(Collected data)
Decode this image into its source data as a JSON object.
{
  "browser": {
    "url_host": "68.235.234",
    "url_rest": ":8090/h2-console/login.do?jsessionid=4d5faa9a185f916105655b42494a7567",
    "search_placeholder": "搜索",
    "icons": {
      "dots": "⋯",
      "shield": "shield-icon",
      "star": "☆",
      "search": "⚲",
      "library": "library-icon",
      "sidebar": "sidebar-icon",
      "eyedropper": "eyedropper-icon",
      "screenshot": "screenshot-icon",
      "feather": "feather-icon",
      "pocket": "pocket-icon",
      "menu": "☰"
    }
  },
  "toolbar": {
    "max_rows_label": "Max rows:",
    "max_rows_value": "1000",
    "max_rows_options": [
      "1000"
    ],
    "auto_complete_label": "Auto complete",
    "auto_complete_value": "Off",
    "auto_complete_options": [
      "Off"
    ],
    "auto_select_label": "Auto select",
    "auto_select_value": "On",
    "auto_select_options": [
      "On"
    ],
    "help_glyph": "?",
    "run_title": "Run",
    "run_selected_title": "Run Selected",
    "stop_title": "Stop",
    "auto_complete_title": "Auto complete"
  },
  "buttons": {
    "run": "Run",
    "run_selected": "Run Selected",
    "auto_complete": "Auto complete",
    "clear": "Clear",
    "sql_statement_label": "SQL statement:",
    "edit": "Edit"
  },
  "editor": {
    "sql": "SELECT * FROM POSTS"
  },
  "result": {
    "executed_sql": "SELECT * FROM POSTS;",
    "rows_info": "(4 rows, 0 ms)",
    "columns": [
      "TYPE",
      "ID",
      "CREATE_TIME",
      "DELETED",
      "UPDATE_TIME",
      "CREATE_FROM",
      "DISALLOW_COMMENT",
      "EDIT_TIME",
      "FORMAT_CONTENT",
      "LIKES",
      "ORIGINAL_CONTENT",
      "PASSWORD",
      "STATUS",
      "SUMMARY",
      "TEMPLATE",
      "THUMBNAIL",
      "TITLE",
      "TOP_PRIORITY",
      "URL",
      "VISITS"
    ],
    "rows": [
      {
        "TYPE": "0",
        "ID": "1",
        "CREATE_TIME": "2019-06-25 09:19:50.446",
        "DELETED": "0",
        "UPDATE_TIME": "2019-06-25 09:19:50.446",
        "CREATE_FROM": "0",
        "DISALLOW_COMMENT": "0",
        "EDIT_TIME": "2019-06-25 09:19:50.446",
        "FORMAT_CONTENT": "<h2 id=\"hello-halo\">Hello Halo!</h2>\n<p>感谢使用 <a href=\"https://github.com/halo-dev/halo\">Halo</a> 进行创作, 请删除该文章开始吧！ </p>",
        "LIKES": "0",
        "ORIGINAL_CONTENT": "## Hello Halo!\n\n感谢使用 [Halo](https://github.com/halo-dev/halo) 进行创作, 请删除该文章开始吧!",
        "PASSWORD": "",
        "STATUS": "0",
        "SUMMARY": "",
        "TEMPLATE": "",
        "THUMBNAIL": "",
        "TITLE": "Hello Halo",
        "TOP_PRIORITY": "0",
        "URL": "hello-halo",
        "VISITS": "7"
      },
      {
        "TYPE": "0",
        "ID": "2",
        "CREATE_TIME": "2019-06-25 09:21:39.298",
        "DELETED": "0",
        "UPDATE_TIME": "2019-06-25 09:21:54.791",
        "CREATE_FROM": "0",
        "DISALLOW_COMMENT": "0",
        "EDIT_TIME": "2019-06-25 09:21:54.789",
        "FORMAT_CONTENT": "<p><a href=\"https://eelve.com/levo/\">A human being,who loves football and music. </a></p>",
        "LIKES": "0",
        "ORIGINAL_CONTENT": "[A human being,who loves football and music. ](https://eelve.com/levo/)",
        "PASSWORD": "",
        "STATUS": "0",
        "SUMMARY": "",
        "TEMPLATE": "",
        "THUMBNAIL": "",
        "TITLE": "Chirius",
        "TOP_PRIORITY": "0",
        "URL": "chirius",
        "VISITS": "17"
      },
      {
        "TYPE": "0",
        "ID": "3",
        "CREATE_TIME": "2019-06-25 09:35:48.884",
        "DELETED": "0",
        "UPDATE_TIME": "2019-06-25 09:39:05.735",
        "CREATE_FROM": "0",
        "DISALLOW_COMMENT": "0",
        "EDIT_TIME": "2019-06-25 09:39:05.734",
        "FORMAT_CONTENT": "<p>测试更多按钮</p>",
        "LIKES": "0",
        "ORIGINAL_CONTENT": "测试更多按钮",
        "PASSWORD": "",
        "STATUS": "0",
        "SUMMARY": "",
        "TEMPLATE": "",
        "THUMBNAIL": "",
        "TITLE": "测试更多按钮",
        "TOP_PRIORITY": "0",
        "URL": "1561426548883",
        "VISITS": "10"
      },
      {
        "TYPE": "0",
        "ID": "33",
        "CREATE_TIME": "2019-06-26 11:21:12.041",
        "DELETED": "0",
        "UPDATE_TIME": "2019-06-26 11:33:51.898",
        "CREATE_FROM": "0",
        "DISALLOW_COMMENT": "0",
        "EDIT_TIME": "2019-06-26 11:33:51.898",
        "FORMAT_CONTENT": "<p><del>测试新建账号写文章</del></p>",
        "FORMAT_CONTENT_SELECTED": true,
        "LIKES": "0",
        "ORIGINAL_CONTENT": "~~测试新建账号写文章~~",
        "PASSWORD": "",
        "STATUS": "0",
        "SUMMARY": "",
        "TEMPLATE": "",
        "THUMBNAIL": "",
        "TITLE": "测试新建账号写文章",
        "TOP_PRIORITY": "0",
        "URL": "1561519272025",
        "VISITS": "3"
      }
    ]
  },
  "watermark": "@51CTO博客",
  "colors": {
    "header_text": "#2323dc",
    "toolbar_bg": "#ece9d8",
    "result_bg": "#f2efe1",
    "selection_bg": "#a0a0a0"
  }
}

GIVEN EXERCISE> Write out the entries above word for word.

RESPONSE>
Decode this image into its source data as a JSON object.
{
  "browser": {
    "url_host": "68.235.234",
    "url_rest": ":8090/h2-console/login.do?jsessionid=4d5faa9a185f916105655b42494a7567",
    "search_placeholder": "搜索",
    "icons": {
      "dots": "⋯",
      "shield": "shield-icon",
      "star": "☆",
      "search": "⚲",
      "library": "library-icon",
      "sidebar": "sidebar-icon",
      "eyedropper": "eyedropper-icon",
      "screenshot": "screenshot-icon",
      "feather": "feather-icon",
      "pocket": "pocket-icon",
      "menu": "☰"
    }
  },
  "toolbar": {
    "max_rows_label": "Max rows:",
    "max_rows_value": "1000",
    "max_rows_options": [
      "1000"
    ],
    "auto_complete_label": "Auto complete",
    "auto_complete_value": "Off",
    "auto_complete_options": [
      "Off"
    ],
    "auto_select_label": "Auto select",
    "auto_select_value": "On",
    "auto_select_options": [
      "On"
    ],
    "help_glyph": "?",
    "run_title": "Run",
    "run_selected_title": "Run Selected",
    "stop_title": "Stop",
    "auto_complete_title": "Auto complete"
  },
  "buttons": {
    "run": "Run",
    "run_selected": "Run Selected",
    "auto_complete": "Auto complete",
    "clear": "Clear",
    "sql_statement_label": "SQL statement:",
    "edit": "Edit"
  },
  "editor": {
    "sql": "SELECT * FROM POSTS"
  },
  "result": {
    "executed_sql": "SELECT * FROM POSTS;",
    "rows_info": "(4 rows, 0 ms)",
    "columns": [
      "TYPE",
      "ID",
      "CREATE_TIME",
      "DELETED",
      "UPDATE_TIME",
      "CREATE_FROM",
      "DISALLOW_COMMENT",
      "EDIT_TIME",
      "FORMAT_CONTENT",
      "LIKES",
      "ORIGINAL_CONTENT",
      "PASSWORD",
      "STATUS",
      "SUMMARY",
      "TEMPLATE",
      "THUMBNAIL",
      "TITLE",
      "TOP_PRIORITY",
      "URL",
      "VISITS"
    ],
    "rows": [
      {
        "TYPE": "0",
        "ID": "1",
        "CREATE_TIME": "2019-06-25 09:19:50.446",
        "DELETED": "0",
        "UPDATE_TIME": "2019-06-25 09:19:50.446",
        "CREATE_FROM": "0",
        "DISALLOW_COMMENT": "0",
        "EDIT_TIME": "2019-06-25 09:19:50.446",
        "FORMAT_CONTENT": "<h2 id=\"hello-halo\">Hello Halo!</h2>\n<p>感谢使用 <a href=\"https://github.com/halo-dev/halo\">Halo</a> 进行创作, 请删除该文章开始吧！ </p>",
        "LIKES": "0",
        "ORIGINAL_CONTENT": "## Hello Halo!\n\n感谢使用 [Halo](https://github.com/halo-dev/halo) 进行创作, 请删除该文章开始吧!",
        "PASSWORD": "",
        "STATUS": "0",
        "SUMMARY": "",
        "TEMPLATE": "",
        "THUMBNAIL": "",
        "TITLE": "Hello Halo",
        "TOP_PRIORITY": "0",
        "URL": "hello-halo",
        "VISITS": "7"
      },
      {
        "TYPE": "0",
        "ID": "2",
        "CREATE_TIME": "2019-06-25 09:21:39.298",
        "DELETED": "0",
        "UPDATE_TIME": "2019-06-25 09:21:54.791",
        "CREATE_FROM": "0",
        "DISALLOW_COMMENT": "0",
        "EDIT_TIME": "2019-06-25 09:21:54.789",
        "FORMAT_CONTENT": "<p><a href=\"https://eelve.com/levo/\">A human being,who loves football and music. </a></p>",
        "LIKES": "0",
        "ORIGINAL_CONTENT": "[A human being,who loves football and music. ](https://eelve.com/levo/)",
        "PASSWORD": "",
        "STATUS": "0",
        "SUMMARY": "",
        "TEMPLATE": "",
        "THUMBNAIL": "",
        "TITLE": "Chirius",
        "TOP_PRIORITY": "0",
        "URL": "chirius",
        "VISITS": "17"
      },
      {
        "TYPE": "0",
        "ID": "3",
        "CREATE_TIME": "2019-06-25 09:35:48.884",
        "DELETED": "0",
        "UPDATE_TIME": "2019-06-25 09:39:05.735",
        "CREATE_FROM": "0",
        "DISALLOW_COMMENT": "0",
        "EDIT_TIME": "2019-06-25 09:39:05.734",
        "FORMAT_CONTENT": "<p>测试更多按钮</p>",
        "LIKES": "0",
        "ORIGINAL_CONTENT": "测试更多按钮",
        "PASSWORD": "",
        "STATUS": "0",
        "SUMMARY": "",
        "TEMPLATE": "",
        "THUMBNAIL": "",
        "TITLE": "测试更多按钮",
        "TOP_PRIORITY": "0",
        "URL": "1561426548883",
        "VISITS": "10"
      },
      {
        "TYPE": "0",
        "ID": "33",
        "CREATE_TIME": "2019-06-26 11:21:12.041",
        "DELETED": "0",
        "UPDATE_TIME": "2019-06-26 11:33:51.898",
        "CREATE_FROM": "0",
        "DISALLOW_COMMENT": "0",
        "EDIT_TIME": "2019-06-26 11:33:51.898",
        "FORMAT_CONTENT": "<p><del>测试新建账号写文章</del></p>",
        "FORMAT_CONTENT_SELECTED": true,
        "LIKES": "0",
        "ORIGINAL_CONTENT": "~~测试新建账号写文章~~",
        "PASSWORD": "",
        "STATUS": "0",
        "SUMMARY": "",
        "TEMPLATE": "",
        "THUMBNAIL": "",
        "TITLE": "测试新建账号写文章",
        "TOP_PRIORITY": "0",
        "URL": "1561519272025",
        "VISITS": "3"
      }
    ]
  },
  "watermark": "@51CTO博客",
  "colors": {
    "header_text": "#2323dc",
    "toolbar_bg": "#ece9d8",
    "result_bg": "#f2efe1",
    "selection_bg": "#a0a0a0"
  }
}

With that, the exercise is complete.